— Start of Data for the task —
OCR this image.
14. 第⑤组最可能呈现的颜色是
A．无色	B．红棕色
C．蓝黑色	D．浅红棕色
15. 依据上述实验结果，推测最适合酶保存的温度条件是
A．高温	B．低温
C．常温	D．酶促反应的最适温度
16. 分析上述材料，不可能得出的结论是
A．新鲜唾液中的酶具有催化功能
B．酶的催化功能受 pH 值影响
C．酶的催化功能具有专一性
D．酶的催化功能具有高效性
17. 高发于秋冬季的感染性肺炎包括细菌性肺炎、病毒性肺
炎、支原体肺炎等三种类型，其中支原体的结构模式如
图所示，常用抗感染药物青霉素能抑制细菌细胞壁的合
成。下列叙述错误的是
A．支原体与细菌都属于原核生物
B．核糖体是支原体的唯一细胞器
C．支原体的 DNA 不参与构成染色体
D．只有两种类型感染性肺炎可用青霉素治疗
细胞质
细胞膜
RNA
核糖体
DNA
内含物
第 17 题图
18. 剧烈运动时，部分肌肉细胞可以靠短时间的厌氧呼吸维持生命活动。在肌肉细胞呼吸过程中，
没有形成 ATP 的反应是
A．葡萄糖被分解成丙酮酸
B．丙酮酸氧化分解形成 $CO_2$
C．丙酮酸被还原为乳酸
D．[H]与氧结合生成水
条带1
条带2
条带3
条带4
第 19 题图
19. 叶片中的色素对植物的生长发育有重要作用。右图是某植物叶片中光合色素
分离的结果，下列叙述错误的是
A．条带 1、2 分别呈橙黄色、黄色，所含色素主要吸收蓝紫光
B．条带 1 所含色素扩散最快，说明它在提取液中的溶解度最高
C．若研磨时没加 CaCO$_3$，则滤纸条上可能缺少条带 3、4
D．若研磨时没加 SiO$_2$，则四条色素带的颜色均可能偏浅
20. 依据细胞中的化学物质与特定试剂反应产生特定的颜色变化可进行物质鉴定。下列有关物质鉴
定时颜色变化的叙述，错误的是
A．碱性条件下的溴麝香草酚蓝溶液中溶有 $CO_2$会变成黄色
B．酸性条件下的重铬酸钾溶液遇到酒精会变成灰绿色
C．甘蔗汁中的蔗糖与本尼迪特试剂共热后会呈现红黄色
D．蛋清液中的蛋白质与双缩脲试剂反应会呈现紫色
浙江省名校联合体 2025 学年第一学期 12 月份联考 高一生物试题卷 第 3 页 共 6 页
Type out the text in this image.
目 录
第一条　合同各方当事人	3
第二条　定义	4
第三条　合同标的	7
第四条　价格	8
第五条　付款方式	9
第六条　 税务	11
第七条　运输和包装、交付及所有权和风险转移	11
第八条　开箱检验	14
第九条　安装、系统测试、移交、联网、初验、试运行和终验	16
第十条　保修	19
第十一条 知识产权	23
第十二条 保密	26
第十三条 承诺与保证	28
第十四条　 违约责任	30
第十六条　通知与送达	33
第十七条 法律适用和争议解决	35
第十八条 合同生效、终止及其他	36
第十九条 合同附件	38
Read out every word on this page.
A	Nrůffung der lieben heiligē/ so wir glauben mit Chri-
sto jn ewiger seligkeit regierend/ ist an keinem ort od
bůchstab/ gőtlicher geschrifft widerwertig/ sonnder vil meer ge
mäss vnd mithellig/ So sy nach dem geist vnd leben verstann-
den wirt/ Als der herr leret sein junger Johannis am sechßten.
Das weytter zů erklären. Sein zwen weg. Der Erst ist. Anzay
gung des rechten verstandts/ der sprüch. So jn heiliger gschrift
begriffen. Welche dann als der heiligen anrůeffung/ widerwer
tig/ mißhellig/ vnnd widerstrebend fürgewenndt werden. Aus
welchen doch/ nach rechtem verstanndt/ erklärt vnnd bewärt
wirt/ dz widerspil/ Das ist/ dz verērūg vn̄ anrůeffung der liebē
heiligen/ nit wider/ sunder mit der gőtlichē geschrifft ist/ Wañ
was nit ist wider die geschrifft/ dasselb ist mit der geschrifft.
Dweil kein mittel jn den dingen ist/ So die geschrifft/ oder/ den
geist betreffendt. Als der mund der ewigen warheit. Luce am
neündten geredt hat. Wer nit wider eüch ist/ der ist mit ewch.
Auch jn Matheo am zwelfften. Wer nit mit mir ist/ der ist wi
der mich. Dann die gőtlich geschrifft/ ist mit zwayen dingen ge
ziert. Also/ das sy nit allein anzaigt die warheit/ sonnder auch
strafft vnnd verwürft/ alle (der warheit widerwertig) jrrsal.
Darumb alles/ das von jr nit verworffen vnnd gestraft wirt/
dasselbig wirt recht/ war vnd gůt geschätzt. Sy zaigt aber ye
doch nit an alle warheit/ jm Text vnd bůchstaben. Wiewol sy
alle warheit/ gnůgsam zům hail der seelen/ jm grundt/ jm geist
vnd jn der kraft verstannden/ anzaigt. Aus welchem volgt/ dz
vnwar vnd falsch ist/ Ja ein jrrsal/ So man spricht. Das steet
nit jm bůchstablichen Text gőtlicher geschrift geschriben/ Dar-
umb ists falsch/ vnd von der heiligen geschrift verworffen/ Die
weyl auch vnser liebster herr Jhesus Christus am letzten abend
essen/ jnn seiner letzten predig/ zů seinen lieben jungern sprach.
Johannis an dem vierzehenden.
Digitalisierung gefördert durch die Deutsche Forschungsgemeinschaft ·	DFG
— End of Data for the task —
Directive: Give the material above again, word for word.

Result below:
OCR this image.
14. 第⑤组最可能呈现的颜色是
A．无色	B．红棕色
C．蓝黑色	D．浅红棕色
15. 依据上述实验结果，推测最适合酶保存的温度条件是
A．高温	B．低温
C．常温	D．酶促反应的最适温度
16. 分析上述材料，不可能得出的结论是
A．新鲜唾液中的酶具有催化功能
B．酶的催化功能受 pH 值影响
C．酶的催化功能具有专一性
D．酶的催化功能具有高效性
17. 高发于秋冬季的感染性肺炎包括细菌性肺炎、病毒性肺
炎、支原体肺炎等三种类型，其中支原体的结构模式如
图所示，常用抗感染药物青霉素能抑制细菌细胞壁的合
成。下列叙述错误的是
A．支原体与细菌都属于原核生物
B．核糖体是支原体的唯一细胞器
C．支原体的 DNA 不参与构成染色体
D．只有两种类型感染性肺炎可用青霉素治疗
细胞质
细胞膜
RNA
核糖体
DNA
内含物
第 17 题图
18. 剧烈运动时，部分肌肉细胞可以靠短时间的厌氧呼吸维持生命活动。在肌肉细胞呼吸过程中，
没有形成 ATP 的反应是
A．葡萄糖被分解成丙酮酸
B．丙酮酸氧化分解形成 $CO_2$
C．丙酮酸被还原为乳酸
D．[H]与氧结合生成水
条带1
条带2
条带3
条带4
第 19 题图
19. 叶片中的色素对植物的生长发育有重要作用。右图是某植物叶片中光合色素
分离的结果，下列叙述错误的是
A．条带 1、2 分别呈橙黄色、黄色，所含色素主要吸收蓝紫光
B．条带 1 所含色素扩散最快，说明它在提取液中的溶解度最高
C．若研磨时没加 CaCO$_3$，则滤纸条上可能缺少条带 3、4
D．若研磨时没加 SiO$_2$，则四条色素带的颜色均可能偏浅
20. 依据细胞中的化学物质与特定试剂反应产生特定的颜色变化可进行物质鉴定。下列有关物质鉴
定时颜色变化的叙述，错误的是
A．碱性条件下的溴麝香草酚蓝溶液中溶有 $CO_2$会变成黄色
B．酸性条件下的重铬酸钾溶液遇到酒精会变成灰绿色
C．甘蔗汁中的蔗糖与本尼迪特试剂共热后会呈现红黄色
D．蛋清液中的蛋白质与双缩脲试剂反应会呈现紫色
浙江省名校联合体 2025 学年第一学期 12 月份联考 高一生物试题卷 第 3 页 共 6 页
Type out the text in this image.
目 录
第一条　合同各方当事人	3
第二条　定义	4
第三条　合同标的	7
第四条　价格	8
第五条　付款方式	9
第六条　 税务	11
第七条　运输和包装、交付及所有权和风险转移	11
第八条　开箱检验	14
第九条　安装、系统测试、移交、联网、初验、试运行和终验	16
第十条　保修	19
第十一条 知识产权	23
第十二条 保密	26
第十三条 承诺与保证	28
第十四条　 违约责任	30
第十六条　通知与送达	33
第十七条 法律适用和争议解决	35
第十八条 合同生效、终止及其他	36
第十九条 合同附件	38
Read out every word on this page.
A	Nrůffung der lieben heiligē/ so wir glauben mit Chri-
sto jn ewiger seligkeit regierend/ ist an keinem ort od
bůchstab/ gőtlicher geschrifft widerwertig/ sonnder vil meer ge
mäss vnd mithellig/ So sy nach dem geist vnd leben verstann-
den wirt/ Als der herr leret sein junger Johannis am sechßten.
Das weytter zů erklären. Sein zwen weg. Der Erst ist. Anzay
gung des rechten verstandts/ der sprüch. So jn heiliger gschrift
begriffen. Welche dann als der heiligen anrůeffung/ widerwer
tig/ mißhellig/ vnnd widerstrebend fürgewenndt werden. Aus
welchen doch/ nach rechtem verstanndt/ erklärt vnnd bewärt
wirt/ dz widerspil/ Das ist/ dz verērūg vn̄ anrůeffung der liebē
heiligen/ nit wider/ sunder mit der gőtlichē geschrifft ist/ Wañ
was nit ist wider die geschrifft/ dasselb ist mit der geschrifft.
Dweil kein mittel jn den dingen ist/ So die geschrifft/ oder/ den
geist betreffendt. Als der mund der ewigen warheit. Luce am
neündten geredt hat. Wer nit wider eüch ist/ der ist mit ewch.
Auch jn Matheo am zwelfften. Wer nit mit mir ist/ der ist wi
der mich. Dann die gőtlich geschrifft/ ist mit zwayen dingen ge
ziert. Also/ das sy nit allein anzaigt die warheit/ sonnder auch
strafft vnnd verwürft/ alle (der warheit widerwertig) jrrsal.
Darumb alles/ das von jr nit verworffen vnnd gestraft wirt/
dasselbig wirt recht/ war vnd gůt geschätzt. Sy zaigt aber ye
doch nit an alle warheit/ jm Text vnd bůchstaben. Wiewol sy
alle warheit/ gnůgsam zům hail der seelen/ jm grundt/ jm geist
vnd jn der kraft verstannden/ anzaigt. Aus welchem volgt/ dz
vnwar vnd falsch ist/ Ja ein jrrsal/ So man spricht. Das steet
nit jm bůchstablichen Text gőtlicher geschrift geschriben/ Dar-
umb ists falsch/ vnd von der heiligen geschrift verworffen/ Die
weyl auch vnser liebster herr Jhesus Christus am letzten abend
essen/ jnn seiner letzten predig/ zů seinen lieben jungern sprach.
Johannis an dem vierzehenden.
Digitalisierung gefördert durch die Deutsche Forschungsgemeinschaft ·	DFG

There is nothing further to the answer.